Stored items from a collection:

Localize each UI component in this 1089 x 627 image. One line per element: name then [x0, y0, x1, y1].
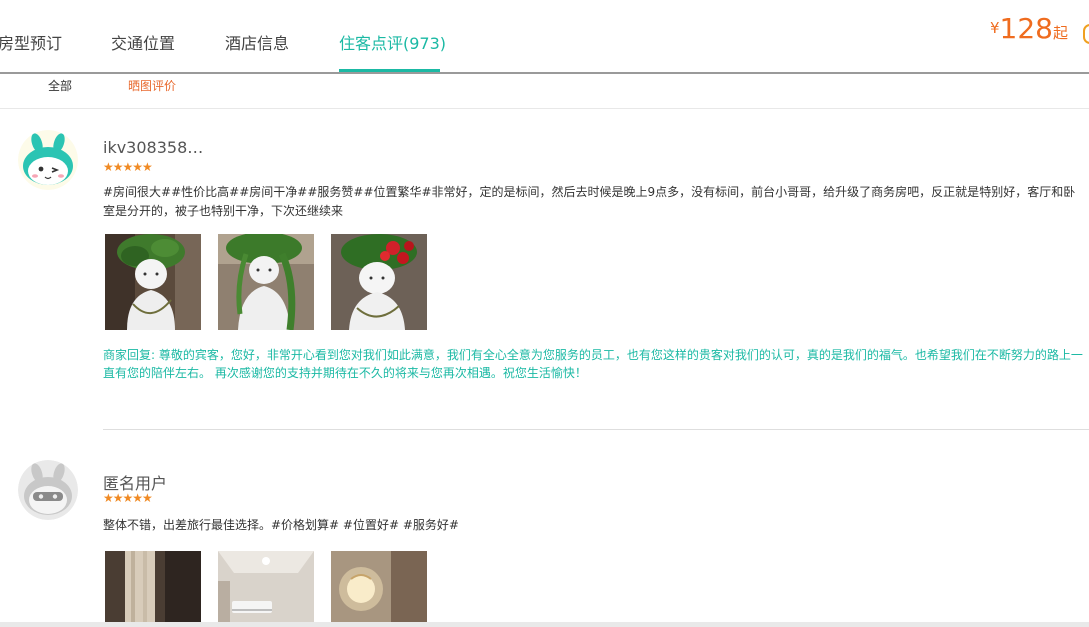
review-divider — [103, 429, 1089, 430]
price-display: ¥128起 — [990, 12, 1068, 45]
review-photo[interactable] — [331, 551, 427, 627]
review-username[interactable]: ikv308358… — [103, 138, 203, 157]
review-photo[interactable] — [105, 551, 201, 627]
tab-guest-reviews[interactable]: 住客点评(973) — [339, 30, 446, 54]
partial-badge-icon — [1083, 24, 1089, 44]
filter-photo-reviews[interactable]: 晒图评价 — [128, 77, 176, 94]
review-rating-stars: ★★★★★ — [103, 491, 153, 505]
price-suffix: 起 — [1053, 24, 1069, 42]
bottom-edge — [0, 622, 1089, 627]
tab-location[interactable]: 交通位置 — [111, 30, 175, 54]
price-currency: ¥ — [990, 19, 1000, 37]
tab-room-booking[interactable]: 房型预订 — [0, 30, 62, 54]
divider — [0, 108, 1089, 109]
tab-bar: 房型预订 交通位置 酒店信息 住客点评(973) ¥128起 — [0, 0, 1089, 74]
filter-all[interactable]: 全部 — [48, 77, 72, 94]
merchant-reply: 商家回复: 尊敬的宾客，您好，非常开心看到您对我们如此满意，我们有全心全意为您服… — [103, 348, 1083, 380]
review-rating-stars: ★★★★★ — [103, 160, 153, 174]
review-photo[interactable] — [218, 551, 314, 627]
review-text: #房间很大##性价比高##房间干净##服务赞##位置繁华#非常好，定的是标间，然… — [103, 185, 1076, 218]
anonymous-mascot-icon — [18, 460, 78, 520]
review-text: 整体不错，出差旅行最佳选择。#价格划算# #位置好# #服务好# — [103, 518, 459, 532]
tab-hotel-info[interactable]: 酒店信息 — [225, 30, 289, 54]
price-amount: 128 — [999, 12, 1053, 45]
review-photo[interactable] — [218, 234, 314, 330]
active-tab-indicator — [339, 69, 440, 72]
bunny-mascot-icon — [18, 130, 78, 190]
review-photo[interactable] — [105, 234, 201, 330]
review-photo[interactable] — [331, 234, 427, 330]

# WORK REQUIRED:
Recast every line of the items above as a Markdown table with two columns, Row and Line. Number the rows, skip blank lines, and omit the pictures.

# WORKED ANSWER:
| Row | Line |
|---|---|
| 1 | Localize each UI component in this 1089 x 627 image. One line per element: name then [x0, y0, x1, y1]. |
| 2 | review-divider — [103, 429, 1089, 430] |
| 3 | price-display: ¥128起 — [990, 12, 1068, 45] |
| 4 | review-photo[interactable] — [331, 551, 427, 627] |
| 5 | review-username[interactable]: ikv308358… — [103, 138, 203, 157] |
| 6 | review-photo[interactable] — [105, 551, 201, 627] |
| 7 | tab-guest-reviews[interactable]: 住客点评(973) — [339, 30, 446, 54] |
| 8 | partial-badge-icon — [1083, 24, 1089, 44] |
| 9 | filter-photo-reviews[interactable]: 晒图评价 — [128, 77, 176, 94] |
| 10 | review-rating-stars: ★★★★★ — [103, 491, 153, 505] |
| 11 | price-suffix: 起 — [1053, 24, 1069, 42] |
| 12 | bottom-edge — [0, 622, 1089, 627] |
| 13 | tab-location[interactable]: 交通位置 — [111, 30, 175, 54] |
| 14 | price-currency: ¥ — [990, 19, 1000, 37] |
| 15 | tab-room-booking[interactable]: 房型预订 — [0, 30, 62, 54] |
| 16 | divider — [0, 108, 1089, 109] |
| 17 | tab-bar: 房型预订 交通位置 酒店信息 住客点评(973) ¥128起 — [0, 0, 1089, 74] |
| 18 | filter-all[interactable]: 全部 — [48, 77, 72, 94] |
| 19 | merchant-reply: 商家回复: 尊敬的宾客，您好，非常开心看到您对我们如此满意，我们有全心全意为您服… — [103, 348, 1083, 380] |
| 20 | review-rating-stars: ★★★★★ — [103, 160, 153, 174] |
| 21 | review-photo[interactable] — [218, 551, 314, 627] |
| 22 | review-text: #房间很大##性价比高##房间干净##服务赞##位置繁华#非常好，定的是标间，然… — [103, 185, 1076, 218] |
| 23 | anonymous-mascot-icon — [18, 460, 78, 520] |
| 24 | review-text: 整体不错，出差旅行最佳选择。#价格划算# #位置好# #服务好# — [103, 518, 459, 532] |
| 25 | tab-hotel-info[interactable]: 酒店信息 — [225, 30, 289, 54] |
| 26 | price-amount: 128 — [999, 12, 1053, 45] |
| 27 | review-photo[interactable] — [218, 234, 314, 330] |
| 28 | active-tab-indicator — [339, 69, 440, 72] |
| 29 | bunny-mascot-icon — [18, 130, 78, 190] |
| 30 | review-photo[interactable] — [105, 234, 201, 330] |
| 31 | review-photo[interactable] — [331, 234, 427, 330] |